[start]

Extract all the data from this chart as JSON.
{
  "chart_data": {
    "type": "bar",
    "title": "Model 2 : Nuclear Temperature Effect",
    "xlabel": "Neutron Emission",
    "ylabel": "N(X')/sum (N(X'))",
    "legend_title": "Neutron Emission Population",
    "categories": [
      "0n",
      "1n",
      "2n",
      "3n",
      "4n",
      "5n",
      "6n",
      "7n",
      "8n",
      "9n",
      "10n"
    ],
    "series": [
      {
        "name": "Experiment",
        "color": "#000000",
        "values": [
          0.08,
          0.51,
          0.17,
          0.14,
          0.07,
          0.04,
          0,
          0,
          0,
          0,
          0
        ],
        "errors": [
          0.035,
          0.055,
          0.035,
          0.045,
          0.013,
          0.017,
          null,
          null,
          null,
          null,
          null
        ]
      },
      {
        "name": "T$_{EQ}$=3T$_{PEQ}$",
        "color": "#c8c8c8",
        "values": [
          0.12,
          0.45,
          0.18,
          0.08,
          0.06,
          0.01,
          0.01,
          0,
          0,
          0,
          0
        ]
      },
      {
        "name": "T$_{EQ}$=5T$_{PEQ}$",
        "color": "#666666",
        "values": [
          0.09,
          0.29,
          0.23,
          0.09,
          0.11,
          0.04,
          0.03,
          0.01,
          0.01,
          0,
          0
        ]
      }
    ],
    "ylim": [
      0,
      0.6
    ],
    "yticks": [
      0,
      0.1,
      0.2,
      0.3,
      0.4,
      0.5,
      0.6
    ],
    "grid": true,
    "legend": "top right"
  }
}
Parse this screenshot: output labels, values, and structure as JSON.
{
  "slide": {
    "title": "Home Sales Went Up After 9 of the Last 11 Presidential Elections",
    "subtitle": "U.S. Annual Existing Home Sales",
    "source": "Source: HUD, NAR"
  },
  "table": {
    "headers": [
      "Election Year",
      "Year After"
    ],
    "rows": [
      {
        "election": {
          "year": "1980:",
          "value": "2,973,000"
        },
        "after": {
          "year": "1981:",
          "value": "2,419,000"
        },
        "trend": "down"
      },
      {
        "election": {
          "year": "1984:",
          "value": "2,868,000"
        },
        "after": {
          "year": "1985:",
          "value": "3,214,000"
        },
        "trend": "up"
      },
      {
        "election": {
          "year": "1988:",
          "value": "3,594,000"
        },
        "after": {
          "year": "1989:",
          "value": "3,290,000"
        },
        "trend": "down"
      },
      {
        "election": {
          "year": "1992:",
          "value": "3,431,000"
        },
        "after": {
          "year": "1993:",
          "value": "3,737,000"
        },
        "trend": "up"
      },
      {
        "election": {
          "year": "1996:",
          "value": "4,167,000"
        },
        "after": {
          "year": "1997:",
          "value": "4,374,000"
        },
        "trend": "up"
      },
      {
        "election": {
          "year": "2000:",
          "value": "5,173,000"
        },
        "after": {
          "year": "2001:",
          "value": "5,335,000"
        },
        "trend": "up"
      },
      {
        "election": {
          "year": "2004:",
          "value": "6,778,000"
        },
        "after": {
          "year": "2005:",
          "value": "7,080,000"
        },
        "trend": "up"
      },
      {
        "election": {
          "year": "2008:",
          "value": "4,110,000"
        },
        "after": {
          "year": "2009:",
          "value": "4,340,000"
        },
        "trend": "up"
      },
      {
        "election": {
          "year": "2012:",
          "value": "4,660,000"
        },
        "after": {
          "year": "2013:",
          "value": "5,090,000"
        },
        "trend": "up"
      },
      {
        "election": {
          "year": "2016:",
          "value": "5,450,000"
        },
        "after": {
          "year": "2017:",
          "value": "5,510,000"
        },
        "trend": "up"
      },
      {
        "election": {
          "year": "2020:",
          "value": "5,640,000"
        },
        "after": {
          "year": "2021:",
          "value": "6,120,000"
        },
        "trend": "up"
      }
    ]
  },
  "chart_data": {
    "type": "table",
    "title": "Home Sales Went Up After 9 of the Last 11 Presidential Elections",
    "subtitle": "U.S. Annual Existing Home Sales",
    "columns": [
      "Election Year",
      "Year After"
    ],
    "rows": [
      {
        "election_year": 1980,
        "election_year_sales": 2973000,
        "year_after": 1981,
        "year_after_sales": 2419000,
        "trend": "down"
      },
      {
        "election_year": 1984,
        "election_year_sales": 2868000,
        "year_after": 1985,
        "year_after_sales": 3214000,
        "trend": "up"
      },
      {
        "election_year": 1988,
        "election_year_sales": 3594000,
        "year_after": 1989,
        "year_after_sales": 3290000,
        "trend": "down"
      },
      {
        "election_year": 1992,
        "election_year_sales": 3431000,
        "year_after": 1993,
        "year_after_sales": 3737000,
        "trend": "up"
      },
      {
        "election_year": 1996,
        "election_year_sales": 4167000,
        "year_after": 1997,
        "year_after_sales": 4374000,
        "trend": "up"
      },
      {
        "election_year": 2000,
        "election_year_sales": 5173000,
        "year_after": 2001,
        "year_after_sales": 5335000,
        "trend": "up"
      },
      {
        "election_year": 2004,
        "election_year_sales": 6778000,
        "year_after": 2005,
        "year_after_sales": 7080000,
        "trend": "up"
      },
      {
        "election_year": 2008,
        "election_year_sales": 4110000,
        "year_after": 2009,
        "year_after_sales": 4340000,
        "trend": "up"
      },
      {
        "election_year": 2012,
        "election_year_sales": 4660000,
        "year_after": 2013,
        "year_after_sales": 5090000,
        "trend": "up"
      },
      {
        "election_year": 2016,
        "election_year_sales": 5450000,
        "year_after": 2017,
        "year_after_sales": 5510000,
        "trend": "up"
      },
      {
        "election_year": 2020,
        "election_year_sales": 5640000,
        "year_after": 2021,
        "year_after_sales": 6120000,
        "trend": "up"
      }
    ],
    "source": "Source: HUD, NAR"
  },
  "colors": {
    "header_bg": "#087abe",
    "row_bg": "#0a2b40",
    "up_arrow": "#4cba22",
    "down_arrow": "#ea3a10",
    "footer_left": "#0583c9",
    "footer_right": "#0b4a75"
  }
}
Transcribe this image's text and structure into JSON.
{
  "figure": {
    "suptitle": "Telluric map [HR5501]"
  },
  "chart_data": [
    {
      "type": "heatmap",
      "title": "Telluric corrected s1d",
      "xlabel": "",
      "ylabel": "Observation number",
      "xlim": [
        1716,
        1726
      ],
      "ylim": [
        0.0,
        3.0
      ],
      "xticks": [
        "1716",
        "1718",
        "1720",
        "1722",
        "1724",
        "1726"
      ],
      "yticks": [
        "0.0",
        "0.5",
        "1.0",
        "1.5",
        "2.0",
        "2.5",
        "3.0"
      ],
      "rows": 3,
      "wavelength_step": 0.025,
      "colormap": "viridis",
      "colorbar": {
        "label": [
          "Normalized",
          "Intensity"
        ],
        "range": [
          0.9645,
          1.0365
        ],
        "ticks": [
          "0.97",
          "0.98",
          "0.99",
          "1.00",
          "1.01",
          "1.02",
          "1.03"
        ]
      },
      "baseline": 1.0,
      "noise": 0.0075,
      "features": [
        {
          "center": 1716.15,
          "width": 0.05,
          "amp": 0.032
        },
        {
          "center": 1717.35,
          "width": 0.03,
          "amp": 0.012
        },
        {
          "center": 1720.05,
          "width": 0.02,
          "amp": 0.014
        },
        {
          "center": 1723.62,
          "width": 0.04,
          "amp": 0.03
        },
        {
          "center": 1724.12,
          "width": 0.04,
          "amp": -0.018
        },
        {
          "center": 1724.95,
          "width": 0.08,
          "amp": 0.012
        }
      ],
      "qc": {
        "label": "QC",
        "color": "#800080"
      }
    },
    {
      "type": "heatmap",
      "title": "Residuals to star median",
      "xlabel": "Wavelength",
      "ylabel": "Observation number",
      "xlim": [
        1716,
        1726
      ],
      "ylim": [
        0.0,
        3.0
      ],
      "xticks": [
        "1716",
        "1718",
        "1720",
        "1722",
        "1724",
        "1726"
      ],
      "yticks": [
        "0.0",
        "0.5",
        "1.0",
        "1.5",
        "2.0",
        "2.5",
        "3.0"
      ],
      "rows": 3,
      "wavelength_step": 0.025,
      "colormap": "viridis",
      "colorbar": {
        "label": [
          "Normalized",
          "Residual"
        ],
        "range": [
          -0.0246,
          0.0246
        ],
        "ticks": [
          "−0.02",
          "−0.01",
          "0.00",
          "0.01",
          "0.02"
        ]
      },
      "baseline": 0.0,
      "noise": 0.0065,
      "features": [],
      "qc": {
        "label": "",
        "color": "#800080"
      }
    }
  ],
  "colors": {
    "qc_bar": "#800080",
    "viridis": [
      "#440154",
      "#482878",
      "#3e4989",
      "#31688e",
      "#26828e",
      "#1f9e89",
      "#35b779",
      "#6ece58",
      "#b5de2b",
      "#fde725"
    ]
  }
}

[end]

◆ YOUR GOAL ◆
Pull out every line of the entries that includes the word "Neutron".

◆ CORRECT RESPONSE ◆
    "xlabel": "Neutron Emission",
    "legend_title": "Neutron Emission Population",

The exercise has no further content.